▶ _Stated goal_:
Any picture among the records should be left out, please; retype the rest exactly.

——

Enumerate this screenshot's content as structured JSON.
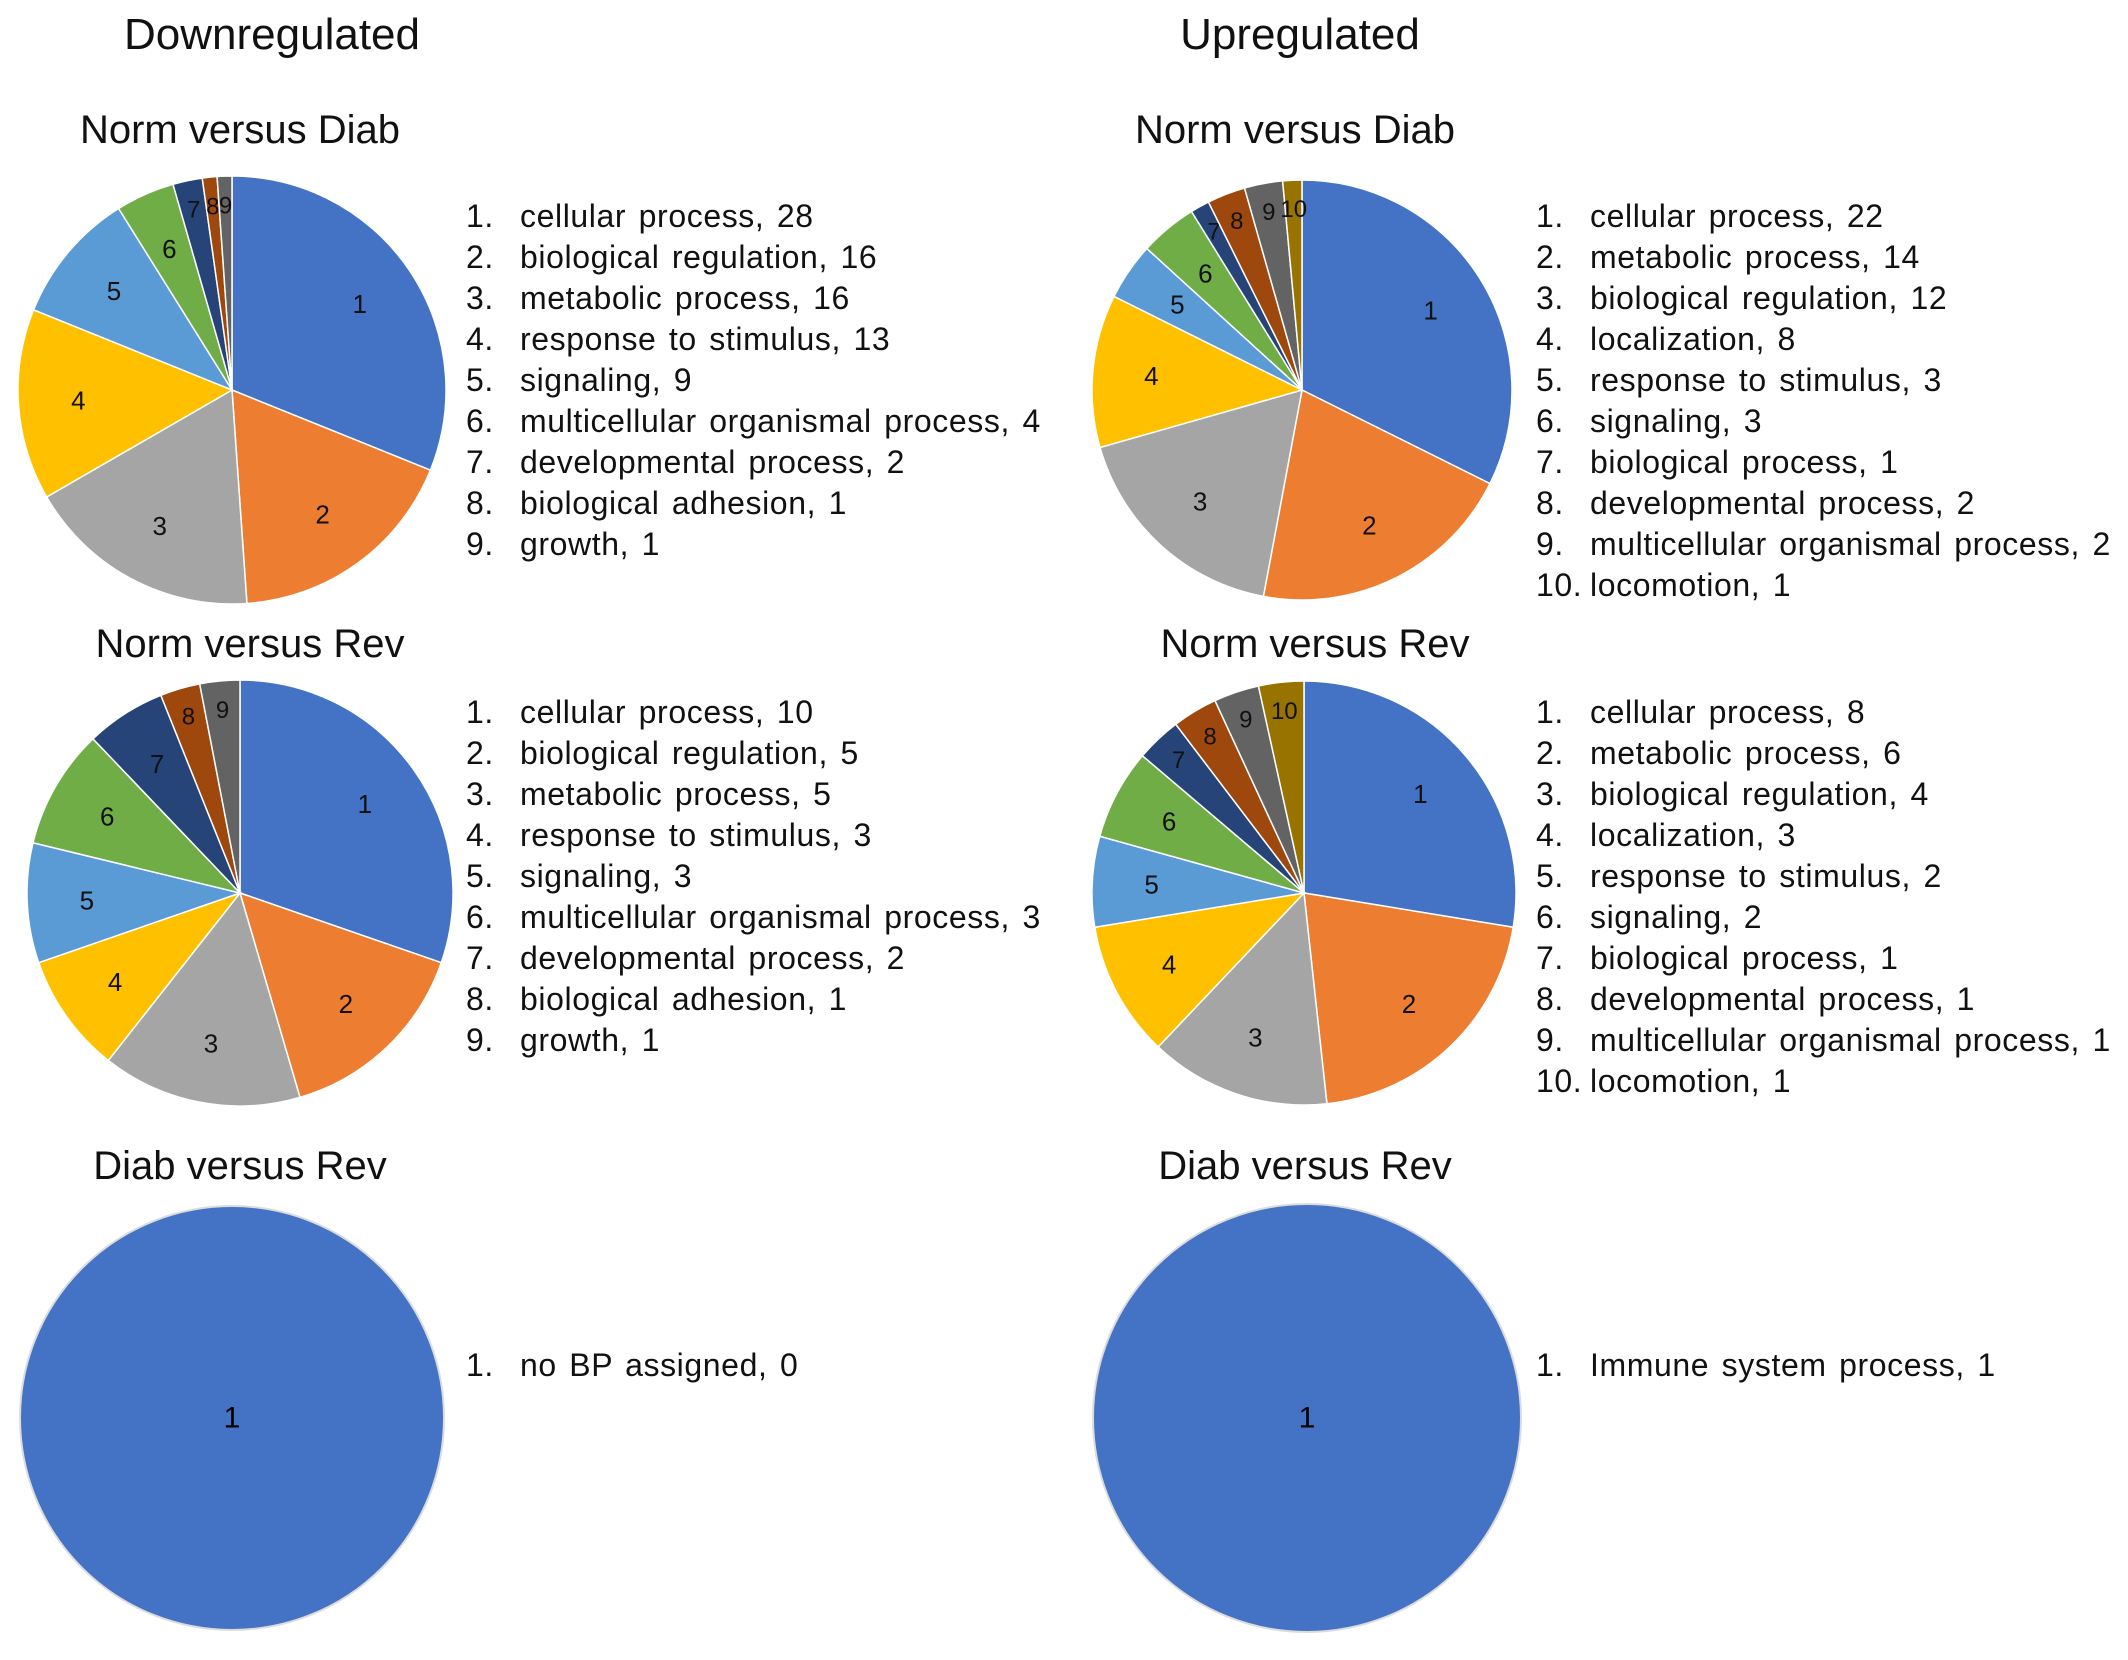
{
  "groups": {
    "down": "Downregulated",
    "up": "Upregulated"
  },
  "colors": [
    "#4472C4",
    "#ED7D31",
    "#A5A5A5",
    "#FFC000",
    "#5B9BD5",
    "#70AD47",
    "#264478",
    "#9E480E",
    "#636363",
    "#997300"
  ],
  "chart_data": [
    {
      "id": "down-nd",
      "group": "Downregulated",
      "type": "pie",
      "title": "Norm versus Diab",
      "slices": [
        {
          "label": "cellular process",
          "value": 28
        },
        {
          "label": "biological regulation",
          "value": 16
        },
        {
          "label": "metabolic process",
          "value": 16
        },
        {
          "label": "response to stimulus",
          "value": 13
        },
        {
          "label": "signaling",
          "value": 9
        },
        {
          "label": "multicellular organismal process",
          "value": 4
        },
        {
          "label": "developmental process",
          "value": 2
        },
        {
          "label": "biological adhesion",
          "value": 1
        },
        {
          "label": "growth",
          "value": 1
        }
      ]
    },
    {
      "id": "up-nd",
      "group": "Upregulated",
      "type": "pie",
      "title": "Norm versus Diab",
      "slices": [
        {
          "label": "cellular process",
          "value": 22
        },
        {
          "label": "metabolic process",
          "value": 14
        },
        {
          "label": "biological regulation",
          "value": 12
        },
        {
          "label": "localization",
          "value": 8
        },
        {
          "label": "response to stimulus",
          "value": 3
        },
        {
          "label": "signaling",
          "value": 3
        },
        {
          "label": "biological process",
          "value": 1
        },
        {
          "label": "developmental process",
          "value": 2
        },
        {
          "label": "multicellular organismal process",
          "value": 2
        },
        {
          "label": "locomotion",
          "value": 1
        }
      ]
    },
    {
      "id": "down-nr",
      "group": "Downregulated",
      "type": "pie",
      "title": "Norm versus Rev",
      "slices": [
        {
          "label": "cellular process",
          "value": 10
        },
        {
          "label": "biological regulation",
          "value": 5
        },
        {
          "label": "metabolic process",
          "value": 5
        },
        {
          "label": "response to stimulus",
          "value": 3
        },
        {
          "label": "signaling",
          "value": 3
        },
        {
          "label": "multicellular organismal process",
          "value": 3
        },
        {
          "label": "developmental process",
          "value": 2
        },
        {
          "label": "biological adhesion",
          "value": 1
        },
        {
          "label": "growth",
          "value": 1
        }
      ]
    },
    {
      "id": "up-nr",
      "group": "Upregulated",
      "type": "pie",
      "title": "Norm versus Rev",
      "slices": [
        {
          "label": "cellular process",
          "value": 8
        },
        {
          "label": "metabolic process",
          "value": 6
        },
        {
          "label": "biological regulation",
          "value": 4
        },
        {
          "label": "localization",
          "value": 3
        },
        {
          "label": "response to stimulus",
          "value": 2
        },
        {
          "label": "signaling",
          "value": 2
        },
        {
          "label": "biological process",
          "value": 1
        },
        {
          "label": "developmental process",
          "value": 1
        },
        {
          "label": "multicellular organismal process",
          "value": 1
        },
        {
          "label": "locomotion",
          "value": 1
        }
      ]
    },
    {
      "id": "down-dr",
      "group": "Downregulated",
      "type": "pie",
      "title": "Diab versus Rev",
      "slices": [
        {
          "label": "no BP assigned",
          "value": 0
        }
      ]
    },
    {
      "id": "up-dr",
      "group": "Upregulated",
      "type": "pie",
      "title": "Diab versus Rev",
      "slices": [
        {
          "label": "Immune system process",
          "value": 1
        }
      ]
    }
  ]
}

——

▶ _Exercise response_:
Enumerate this screenshot's content as structured JSON.
{
  "groups": {
    "down": "Downregulated",
    "up": "Upregulated"
  },
  "colors": [
    "#4472C4",
    "#ED7D31",
    "#A5A5A5",
    "#FFC000",
    "#5B9BD5",
    "#70AD47",
    "#264478",
    "#9E480E",
    "#636363",
    "#997300"
  ],
  "chart_data": [
    {
      "id": "down-nd",
      "group": "Downregulated",
      "type": "pie",
      "title": "Norm versus Diab",
      "slices": [
        {
          "label": "cellular process",
          "value": 28
        },
        {
          "label": "biological regulation",
          "value": 16
        },
        {
          "label": "metabolic process",
          "value": 16
        },
        {
          "label": "response to stimulus",
          "value": 13
        },
        {
          "label": "signaling",
          "value": 9
        },
        {
          "label": "multicellular organismal process",
          "value": 4
        },
        {
          "label": "developmental process",
          "value": 2
        },
        {
          "label": "biological adhesion",
          "value": 1
        },
        {
          "label": "growth",
          "value": 1
        }
      ]
    },
    {
      "id": "up-nd",
      "group": "Upregulated",
      "type": "pie",
      "title": "Norm versus Diab",
      "slices": [
        {
          "label": "cellular process",
          "value": 22
        },
        {
          "label": "metabolic process",
          "value": 14
        },
        {
          "label": "biological regulation",
          "value": 12
        },
        {
          "label": "localization",
          "value": 8
        },
        {
          "label": "response to stimulus",
          "value": 3
        },
        {
          "label": "signaling",
          "value": 3
        },
        {
          "label": "biological process",
          "value": 1
        },
        {
          "label": "developmental process",
          "value": 2
        },
        {
          "label": "multicellular organismal process",
          "value": 2
        },
        {
          "label": "locomotion",
          "value": 1
        }
      ]
    },
    {
      "id": "down-nr",
      "group": "Downregulated",
      "type": "pie",
      "title": "Norm versus Rev",
      "slices": [
        {
          "label": "cellular process",
          "value": 10
        },
        {
          "label": "biological regulation",
          "value": 5
        },
        {
          "label": "metabolic process",
          "value": 5
        },
        {
          "label": "response to stimulus",
          "value": 3
        },
        {
          "label": "signaling",
          "value": 3
        },
        {
          "label": "multicellular organismal process",
          "value": 3
        },
        {
          "label": "developmental process",
          "value": 2
        },
        {
          "label": "biological adhesion",
          "value": 1
        },
        {
          "label": "growth",
          "value": 1
        }
      ]
    },
    {
      "id": "up-nr",
      "group": "Upregulated",
      "type": "pie",
      "title": "Norm versus Rev",
      "slices": [
        {
          "label": "cellular process",
          "value": 8
        },
        {
          "label": "metabolic process",
          "value": 6
        },
        {
          "label": "biological regulation",
          "value": 4
        },
        {
          "label": "localization",
          "value": 3
        },
        {
          "label": "response to stimulus",
          "value": 2
        },
        {
          "label": "signaling",
          "value": 2
        },
        {
          "label": "biological process",
          "value": 1
        },
        {
          "label": "developmental process",
          "value": 1
        },
        {
          "label": "multicellular organismal process",
          "value": 1
        },
        {
          "label": "locomotion",
          "value": 1
        }
      ]
    },
    {
      "id": "down-dr",
      "group": "Downregulated",
      "type": "pie",
      "title": "Diab versus Rev",
      "slices": [
        {
          "label": "no BP assigned",
          "value": 0
        }
      ]
    },
    {
      "id": "up-dr",
      "group": "Upregulated",
      "type": "pie",
      "title": "Diab versus Rev",
      "slices": [
        {
          "label": "Immune system process",
          "value": 1
        }
      ]
    }
  ]
}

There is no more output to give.